Do this
Pictures do not belong in the copy, so please give every entry below again exactly.

Data entries

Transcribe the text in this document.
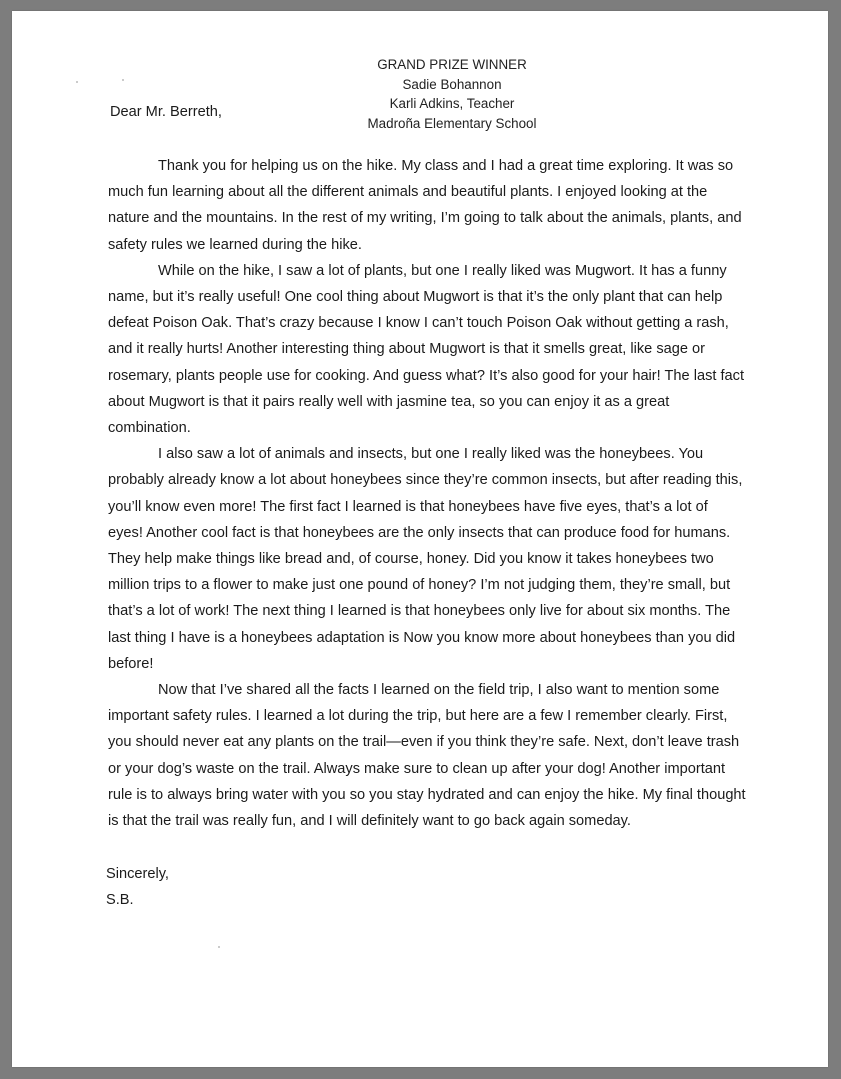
GRAND PRIZE WINNER
Sadie Bohannon
Karli Adkins, Teacher
Madroña Elementary School
Dear Mr. Berreth,

Thank you for helping us on the hike. My class and I had a great time exploring. It was so much fun learning about all the different animals and beautiful plants. I enjoyed looking at the nature and the mountains. In the rest of my writing, I’m going to talk about the animals, plants, and safety rules we learned during the hike.

While on the hike, I saw a lot of plants, but one I really liked was Mugwort. It has a funny name, but it’s really useful! One cool thing about Mugwort is that it’s the only plant that can help defeat Poison Oak. That’s crazy because I know I can’t touch Poison Oak without getting a rash, and it really hurts! Another interesting thing about Mugwort is that it smells great, like sage or rosemary, plants people use for cooking. And guess what? It’s also good for your hair! The last fact about Mugwort is that it pairs really well with jasmine tea, so you can enjoy it as a great combination.

I also saw a lot of animals and insects, but one I really liked was the honeybees. You probably already know a lot about honeybees since they’re common insects, but after reading this, you’ll know even more! The first fact I learned is that honeybees have five eyes, that’s a lot of eyes! Another cool fact is that honeybees are the only insects that can produce food for humans. They help make things like bread and, of course, honey. Did you know it takes honeybees two million trips to a flower to make just one pound of honey? I’m not judging them, they’re small, but that’s a lot of work! The next thing I learned is that honeybees only live for about six months. The last thing I have is a honeybees adaptation is Now you know more about honeybees than you did before!

Now that I’ve shared all the facts I learned on the field trip, I also want to mention some important safety rules. I learned a lot during the trip, but here are a few I remember clearly. First, you should never eat any plants on the trail—even if you think they’re safe. Next, don’t leave trash or your dog’s waste on the trail. Always make sure to clean up after your dog! Another important rule is to always bring water with you so you stay hydrated and can enjoy the hike. My final thought is that the trail was really fun, and I will definitely want to go back again someday.

Sincerely,
S.B.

Expected answer
Transcribe the text in this document.
GRAND PRIZE WINNER
Sadie Bohannon
Karli Adkins, Teacher
Madroña Elementary School
Dear Mr. Berreth,

Thank you for helping us on the hike. My class and I had a great time exploring. It was so much fun learning about all the different animals and beautiful plants. I enjoyed looking at the nature and the mountains. In the rest of my writing, I’m going to talk about the animals, plants, and safety rules we learned during the hike.

While on the hike, I saw a lot of plants, but one I really liked was Mugwort. It has a funny name, but it’s really useful! One cool thing about Mugwort is that it’s the only plant that can help defeat Poison Oak. That’s crazy because I know I can’t touch Poison Oak without getting a rash, and it really hurts! Another interesting thing about Mugwort is that it smells great, like sage or rosemary, plants people use for cooking. And guess what? It’s also good for your hair! The last fact about Mugwort is that it pairs really well with jasmine tea, so you can enjoy it as a great combination.

I also saw a lot of animals and insects, but one I really liked was the honeybees. You probably already know a lot about honeybees since they’re common insects, but after reading this, you’ll know even more! The first fact I learned is that honeybees have five eyes, that’s a lot of eyes! Another cool fact is that honeybees are the only insects that can produce food for humans. They help make things like bread and, of course, honey. Did you know it takes honeybees two million trips to a flower to make just one pound of honey? I’m not judging them, they’re small, but that’s a lot of work! The next thing I learned is that honeybees only live for about six months. The last thing I have is a honeybees adaptation is Now you know more about honeybees than you did before!

Now that I’ve shared all the facts I learned on the field trip, I also want to mention some important safety rules. I learned a lot during the trip, but here are a few I remember clearly. First, you should never eat any plants on the trail—even if you think they’re safe. Next, don’t leave trash or your dog’s waste on the trail. Always make sure to clean up after your dog! Another important rule is to always bring water with you so you stay hydrated and can enjoy the hike. My final thought is that the trail was really fun, and I will definitely want to go back again someday.

Sincerely,
S.B.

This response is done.